| Your tasks |
1/ In the text about soccer in America, what do kids in Africa and the Central/Southern American countries grow up doing?
2/ Pick up the text about soccer in America after its last sentence and keep writing it.

America gets a bad rap around the world.
We're cocky. We're fat. We have too much money. We get involved in everyone's business. And on the world stage, no one gives us much respect.
Enter the world of soccer (or football, as everyone else calls it). Soccer is the world's game. Kids in Africa and the Central/Southern American countries grow up playing it in the streets. Soccer in Europe is like the MLB or the NFL in America--everyone's got a team to root for, and players are traded and swapped and bribed around teams all season until a league winner is crowned. But it hadn't really caught on in America until recently.
Sure, kids play it and we have summer camps and a major league team and even some opportunities for women. But we don't have big stars like Beckham, Ronaldinho, Ronaldo or Messi. We don't have huge national soccer tournaments. We'd rather tune in to our own version of football than everyone else's, and our fans certainly aren't characterized like the face-painting, vuvuzela-blowing raucous crowds that everyone else seems to have.

| Extracted data |
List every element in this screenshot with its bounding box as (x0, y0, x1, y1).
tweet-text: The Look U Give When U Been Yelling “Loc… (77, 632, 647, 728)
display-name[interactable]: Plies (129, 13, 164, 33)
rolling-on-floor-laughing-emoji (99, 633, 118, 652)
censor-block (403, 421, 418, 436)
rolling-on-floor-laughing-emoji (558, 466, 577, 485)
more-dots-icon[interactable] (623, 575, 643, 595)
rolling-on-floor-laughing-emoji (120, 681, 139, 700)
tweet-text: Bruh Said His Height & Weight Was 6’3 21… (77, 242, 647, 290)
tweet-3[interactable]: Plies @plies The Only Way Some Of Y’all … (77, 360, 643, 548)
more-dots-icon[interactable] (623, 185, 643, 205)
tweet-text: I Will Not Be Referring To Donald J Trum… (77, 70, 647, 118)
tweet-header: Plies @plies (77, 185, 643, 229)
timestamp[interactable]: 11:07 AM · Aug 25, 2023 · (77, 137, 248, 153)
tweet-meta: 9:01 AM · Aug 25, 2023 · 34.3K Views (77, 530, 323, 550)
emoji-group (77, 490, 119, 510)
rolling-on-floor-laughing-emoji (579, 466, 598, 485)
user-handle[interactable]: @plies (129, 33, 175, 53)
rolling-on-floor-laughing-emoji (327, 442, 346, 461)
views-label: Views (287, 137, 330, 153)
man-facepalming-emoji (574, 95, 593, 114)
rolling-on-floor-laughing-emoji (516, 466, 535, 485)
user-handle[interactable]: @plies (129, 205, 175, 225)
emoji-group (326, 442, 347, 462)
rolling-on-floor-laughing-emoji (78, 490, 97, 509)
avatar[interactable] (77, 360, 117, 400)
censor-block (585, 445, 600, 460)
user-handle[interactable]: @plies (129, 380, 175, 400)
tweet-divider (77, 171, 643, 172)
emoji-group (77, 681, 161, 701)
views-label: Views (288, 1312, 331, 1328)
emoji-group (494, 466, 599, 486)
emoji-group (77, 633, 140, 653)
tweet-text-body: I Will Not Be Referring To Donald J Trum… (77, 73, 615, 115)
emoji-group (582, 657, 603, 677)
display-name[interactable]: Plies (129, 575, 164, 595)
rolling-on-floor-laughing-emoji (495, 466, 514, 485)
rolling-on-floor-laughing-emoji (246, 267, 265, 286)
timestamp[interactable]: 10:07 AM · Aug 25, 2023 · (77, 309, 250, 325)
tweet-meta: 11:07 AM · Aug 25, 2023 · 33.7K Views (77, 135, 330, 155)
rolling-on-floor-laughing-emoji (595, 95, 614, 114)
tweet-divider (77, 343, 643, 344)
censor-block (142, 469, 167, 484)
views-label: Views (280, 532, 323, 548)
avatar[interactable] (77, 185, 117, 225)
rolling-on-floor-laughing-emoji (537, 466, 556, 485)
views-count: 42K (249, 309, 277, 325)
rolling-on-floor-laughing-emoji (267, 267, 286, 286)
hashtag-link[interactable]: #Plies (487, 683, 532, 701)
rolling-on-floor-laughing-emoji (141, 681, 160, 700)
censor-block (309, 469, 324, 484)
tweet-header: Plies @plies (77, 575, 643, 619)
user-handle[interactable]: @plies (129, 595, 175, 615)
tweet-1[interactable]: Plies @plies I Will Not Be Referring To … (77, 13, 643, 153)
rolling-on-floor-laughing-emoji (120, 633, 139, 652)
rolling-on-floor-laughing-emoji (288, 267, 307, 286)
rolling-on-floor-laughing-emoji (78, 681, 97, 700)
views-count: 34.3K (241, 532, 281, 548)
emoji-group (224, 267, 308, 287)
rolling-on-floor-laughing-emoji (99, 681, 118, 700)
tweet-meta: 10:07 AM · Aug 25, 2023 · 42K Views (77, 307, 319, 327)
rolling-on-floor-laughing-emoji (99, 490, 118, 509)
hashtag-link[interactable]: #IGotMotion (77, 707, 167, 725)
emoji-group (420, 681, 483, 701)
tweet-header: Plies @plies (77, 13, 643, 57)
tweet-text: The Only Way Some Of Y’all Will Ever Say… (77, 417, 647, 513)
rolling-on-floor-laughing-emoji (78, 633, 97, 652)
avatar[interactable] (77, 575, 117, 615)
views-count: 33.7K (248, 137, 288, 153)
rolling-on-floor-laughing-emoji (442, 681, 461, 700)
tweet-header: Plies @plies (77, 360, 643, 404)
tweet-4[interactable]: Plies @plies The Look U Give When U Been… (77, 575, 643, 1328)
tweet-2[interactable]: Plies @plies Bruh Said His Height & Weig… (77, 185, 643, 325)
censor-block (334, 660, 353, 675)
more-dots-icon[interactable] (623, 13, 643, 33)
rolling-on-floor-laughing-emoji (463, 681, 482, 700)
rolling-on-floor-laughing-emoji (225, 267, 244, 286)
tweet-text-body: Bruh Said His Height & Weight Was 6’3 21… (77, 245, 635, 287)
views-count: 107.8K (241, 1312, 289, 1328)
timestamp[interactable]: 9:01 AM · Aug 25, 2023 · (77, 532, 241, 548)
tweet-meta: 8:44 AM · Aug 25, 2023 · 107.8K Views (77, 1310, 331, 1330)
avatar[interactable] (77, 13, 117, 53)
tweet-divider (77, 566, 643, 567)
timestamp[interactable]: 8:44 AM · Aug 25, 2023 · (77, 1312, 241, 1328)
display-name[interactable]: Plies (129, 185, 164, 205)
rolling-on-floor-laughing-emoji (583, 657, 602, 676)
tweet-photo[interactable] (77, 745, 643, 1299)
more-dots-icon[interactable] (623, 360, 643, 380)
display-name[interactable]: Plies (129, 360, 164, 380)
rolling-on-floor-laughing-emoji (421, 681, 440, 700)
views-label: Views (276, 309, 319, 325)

| Exercise answers |
1/ They grow up playing soccer in the streets.

2/
I have never been a huge fan of the US team. Of course, I have national pride, but in the 2006 World Cup it seemed wasted on our squad. Who were these men, thinking they were so tough amidst these glamorous teams from Europe and South America? Thinking they had the guts to make a run? I'm quite confident our 2008 Olympic champion women's team could have swept the floor with them.
But they had four years to shape up, and I had four years to develop my own soccer skill (and thus, my critical eye). And when this year's Cup rolled around, I watched our little Yankee underdogs with a bit less hostility.
A lucky tie against England and an unlucky tie against Slovenia (that goal should have counted!) were, nonetheless, ties. Never mind that we came from an 0-2 deficit against the Slovenians starting in the second half. In the point brackets, it was still a tie.
But Algeria. Wednesday's match against Algeria was nothing short of magnificent. I'll say that in hindsight, though I was screaming at all of our missed chances the entire game. Our World Cup this year has been one of both good and bad luck, as I said before. And as time wound down and as shot after shot went awry or was scooped up by the Algerian keeper, my little glimmer of hope in our ragtag, come-from-behind team was waning.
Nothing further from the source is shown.